[Stored items]
============

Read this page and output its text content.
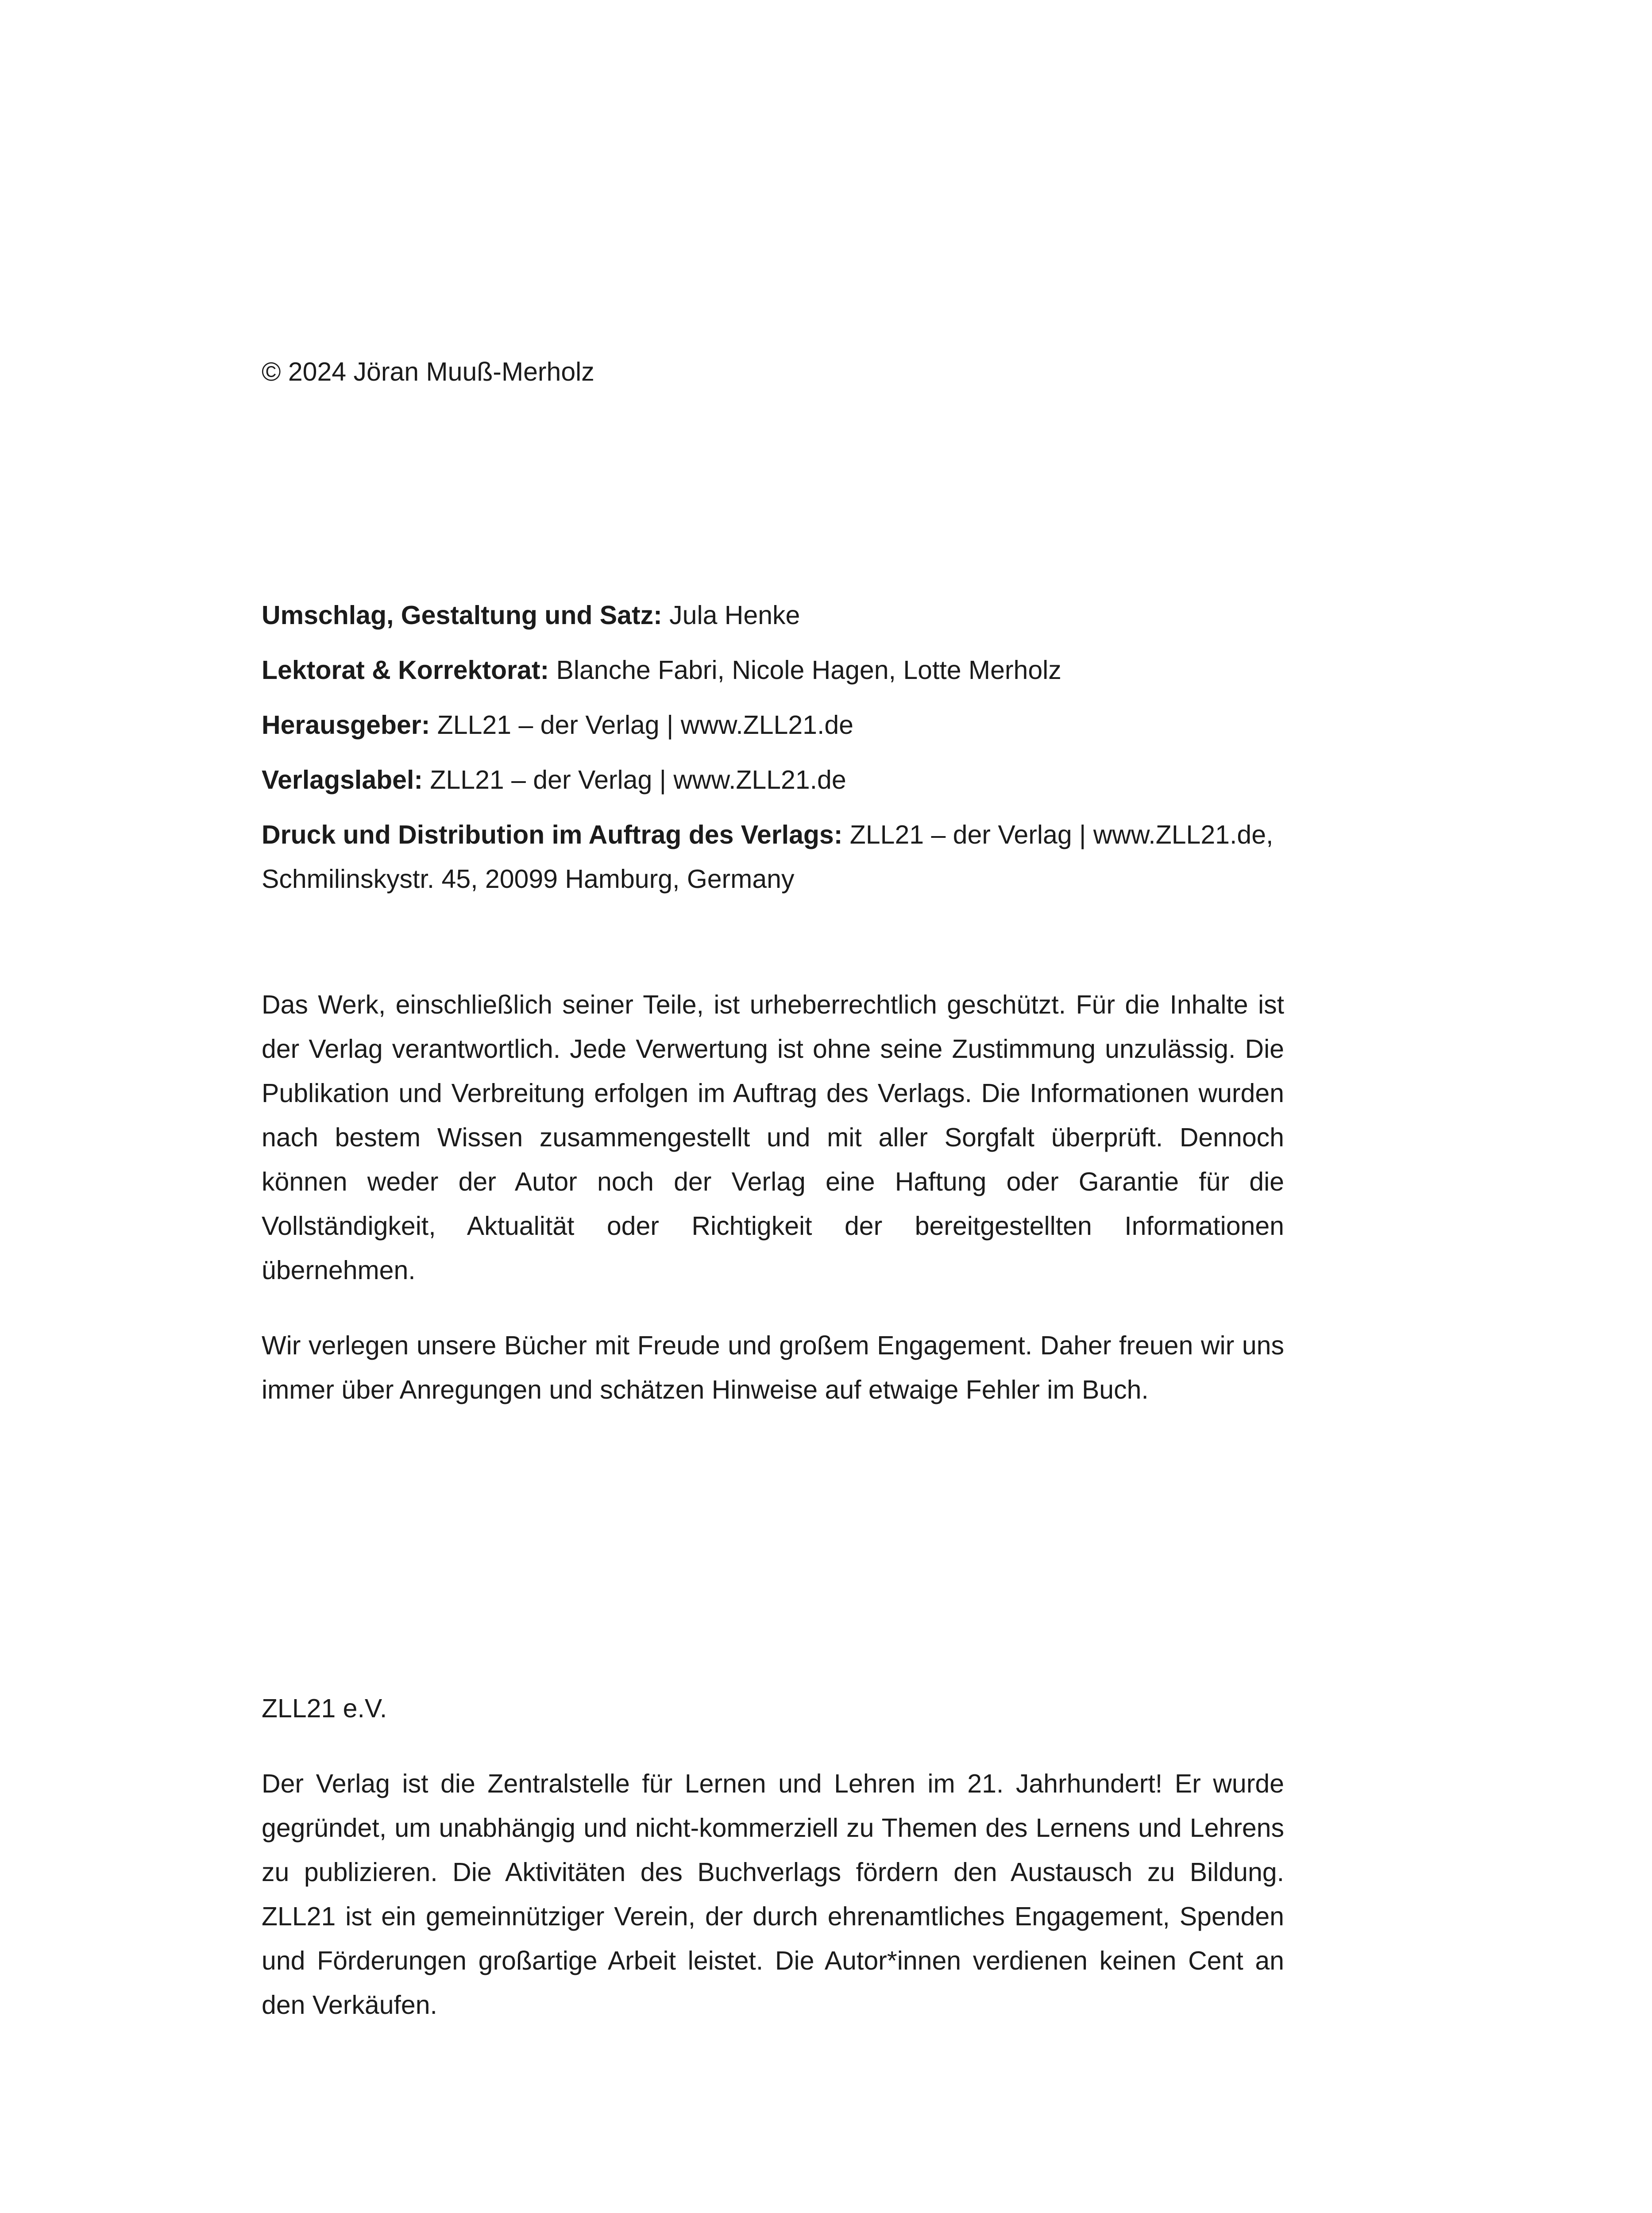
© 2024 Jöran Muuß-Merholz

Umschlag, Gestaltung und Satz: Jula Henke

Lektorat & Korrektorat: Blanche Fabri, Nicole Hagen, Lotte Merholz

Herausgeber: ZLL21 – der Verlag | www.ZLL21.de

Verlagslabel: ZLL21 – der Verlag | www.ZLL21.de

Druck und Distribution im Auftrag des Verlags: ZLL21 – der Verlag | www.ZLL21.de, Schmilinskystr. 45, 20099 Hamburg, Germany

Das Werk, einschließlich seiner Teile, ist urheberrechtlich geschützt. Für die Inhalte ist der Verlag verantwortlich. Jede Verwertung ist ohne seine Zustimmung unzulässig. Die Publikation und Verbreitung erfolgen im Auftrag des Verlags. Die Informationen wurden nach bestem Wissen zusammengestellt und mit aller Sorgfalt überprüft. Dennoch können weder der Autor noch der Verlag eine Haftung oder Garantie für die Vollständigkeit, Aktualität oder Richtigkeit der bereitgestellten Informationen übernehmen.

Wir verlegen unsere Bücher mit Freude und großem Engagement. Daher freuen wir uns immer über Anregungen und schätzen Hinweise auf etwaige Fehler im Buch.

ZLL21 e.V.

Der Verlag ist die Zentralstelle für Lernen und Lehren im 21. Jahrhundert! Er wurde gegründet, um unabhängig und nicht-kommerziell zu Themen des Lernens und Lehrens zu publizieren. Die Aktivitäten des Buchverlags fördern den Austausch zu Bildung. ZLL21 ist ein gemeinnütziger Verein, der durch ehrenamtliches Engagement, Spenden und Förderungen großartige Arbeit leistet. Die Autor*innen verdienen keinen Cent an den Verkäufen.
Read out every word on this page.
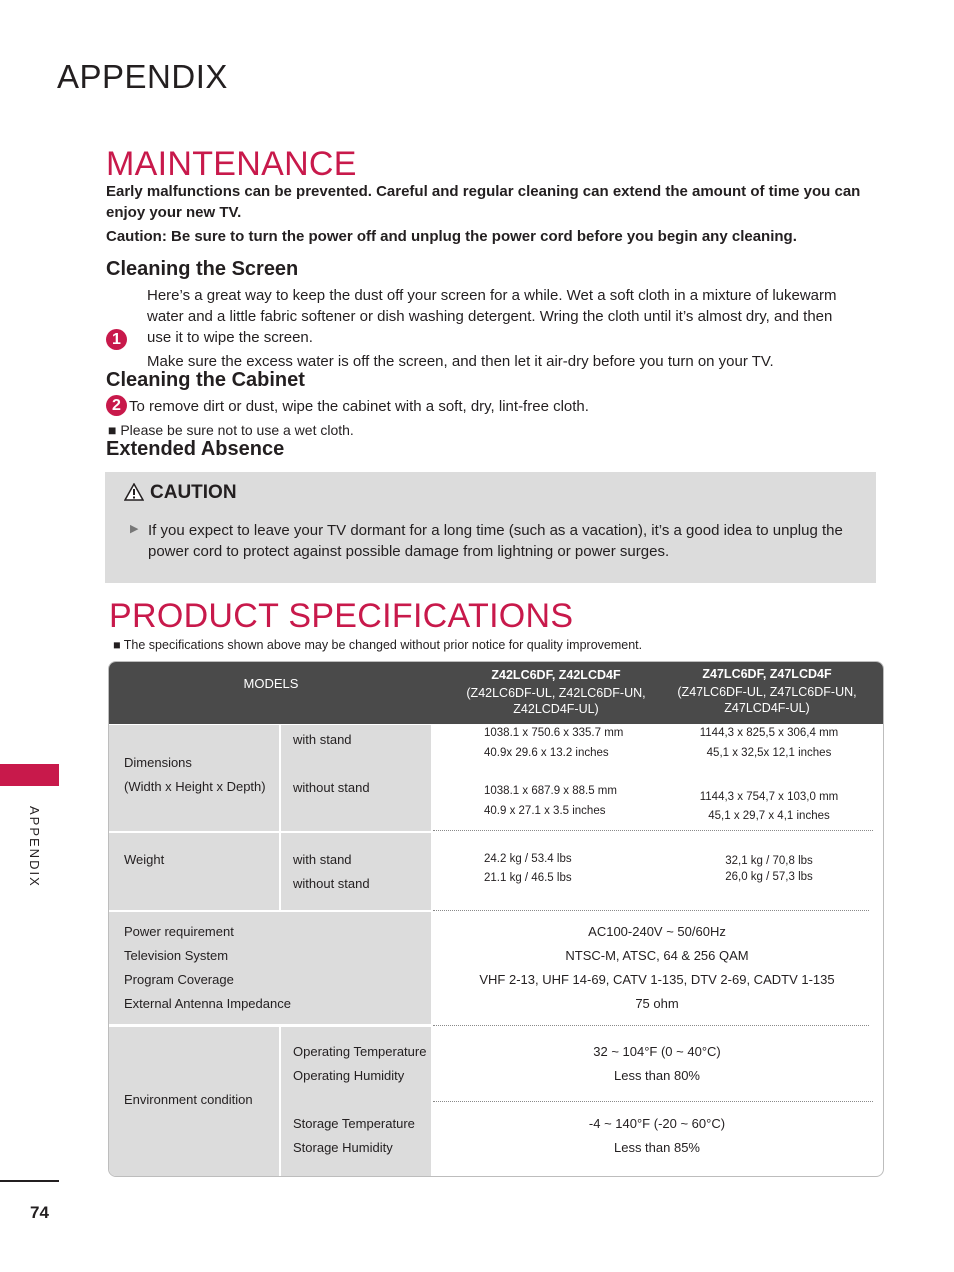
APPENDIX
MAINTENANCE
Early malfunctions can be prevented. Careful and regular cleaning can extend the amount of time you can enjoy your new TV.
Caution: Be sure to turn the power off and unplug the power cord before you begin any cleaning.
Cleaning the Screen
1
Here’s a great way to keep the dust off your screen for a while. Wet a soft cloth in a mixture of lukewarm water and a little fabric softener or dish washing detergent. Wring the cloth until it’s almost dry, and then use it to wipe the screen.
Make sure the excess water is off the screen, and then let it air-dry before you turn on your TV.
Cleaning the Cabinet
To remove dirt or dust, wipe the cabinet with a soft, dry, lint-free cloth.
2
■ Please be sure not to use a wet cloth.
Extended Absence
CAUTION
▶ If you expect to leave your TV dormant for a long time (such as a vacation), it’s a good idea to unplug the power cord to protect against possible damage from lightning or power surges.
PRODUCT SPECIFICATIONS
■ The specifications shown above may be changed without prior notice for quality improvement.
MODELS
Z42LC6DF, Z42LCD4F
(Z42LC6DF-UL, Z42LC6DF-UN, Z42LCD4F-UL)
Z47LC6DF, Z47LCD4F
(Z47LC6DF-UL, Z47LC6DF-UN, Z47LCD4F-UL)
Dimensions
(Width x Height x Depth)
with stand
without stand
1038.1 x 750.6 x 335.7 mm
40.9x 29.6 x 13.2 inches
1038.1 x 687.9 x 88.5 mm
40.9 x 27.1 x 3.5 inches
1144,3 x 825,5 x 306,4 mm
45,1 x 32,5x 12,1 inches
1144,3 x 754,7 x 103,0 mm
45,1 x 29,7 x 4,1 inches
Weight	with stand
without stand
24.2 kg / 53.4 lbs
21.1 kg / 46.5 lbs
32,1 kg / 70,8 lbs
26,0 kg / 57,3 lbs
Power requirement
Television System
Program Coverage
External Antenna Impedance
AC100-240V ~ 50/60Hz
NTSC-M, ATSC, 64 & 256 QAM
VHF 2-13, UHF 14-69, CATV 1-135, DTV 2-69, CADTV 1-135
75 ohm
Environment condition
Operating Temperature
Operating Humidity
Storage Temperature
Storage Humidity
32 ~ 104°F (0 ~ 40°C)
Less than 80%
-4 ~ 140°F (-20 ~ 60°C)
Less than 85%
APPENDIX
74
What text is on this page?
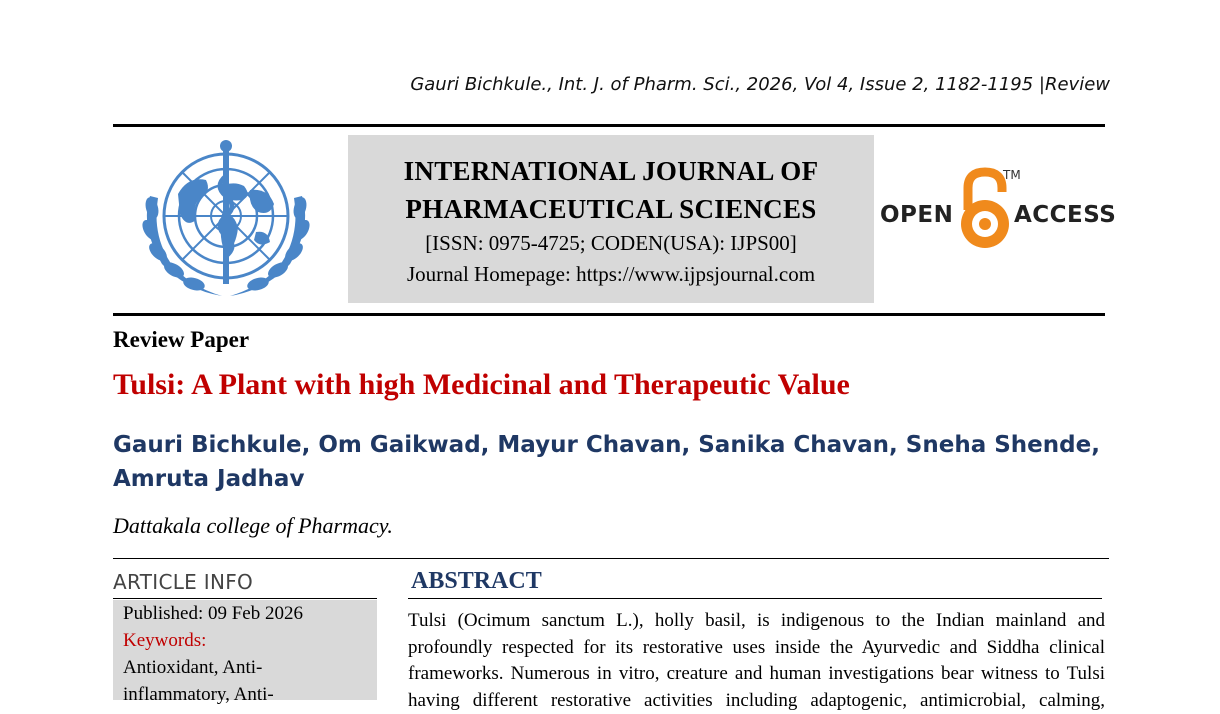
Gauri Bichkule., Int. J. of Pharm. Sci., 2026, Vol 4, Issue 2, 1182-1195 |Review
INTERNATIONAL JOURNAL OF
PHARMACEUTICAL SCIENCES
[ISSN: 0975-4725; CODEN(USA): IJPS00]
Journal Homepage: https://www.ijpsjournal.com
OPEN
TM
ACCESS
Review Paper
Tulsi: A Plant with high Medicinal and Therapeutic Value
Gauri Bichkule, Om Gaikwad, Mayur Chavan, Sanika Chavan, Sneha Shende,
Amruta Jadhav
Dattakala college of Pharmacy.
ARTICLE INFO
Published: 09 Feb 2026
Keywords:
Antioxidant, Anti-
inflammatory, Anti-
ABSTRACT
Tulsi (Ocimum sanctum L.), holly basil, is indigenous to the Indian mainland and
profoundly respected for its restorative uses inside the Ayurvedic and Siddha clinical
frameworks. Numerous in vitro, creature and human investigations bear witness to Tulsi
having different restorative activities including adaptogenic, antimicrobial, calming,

============

Take the records above from the line with "What text is on this page?" down to their last line and please copy those lines exactly, without the pictures.

What text is on this page?
Gauri Bichkule., Int. J. of Pharm. Sci., 2026, Vol 4, Issue 2, 1182-1195 |Review
INTERNATIONAL JOURNAL OF
PHARMACEUTICAL SCIENCES
[ISSN: 0975-4725; CODEN(USA): IJPS00]
Journal Homepage: https://www.ijpsjournal.com
OPEN
TM
ACCESS
Review Paper
Tulsi: A Plant with high Medicinal and Therapeutic Value
Gauri Bichkule, Om Gaikwad, Mayur Chavan, Sanika Chavan, Sneha Shende,
Amruta Jadhav
Dattakala college of Pharmacy.
ARTICLE INFO
Published: 09 Feb 2026
Keywords:
Antioxidant, Anti-
inflammatory, Anti-
ABSTRACT
Tulsi (Ocimum sanctum L.), holly basil, is indigenous to the Indian mainland and
profoundly respected for its restorative uses inside the Ayurvedic and Siddha clinical
frameworks. Numerous in vitro, creature and human investigations bear witness to Tulsi
having different restorative activities including adaptogenic, antimicrobial, calming,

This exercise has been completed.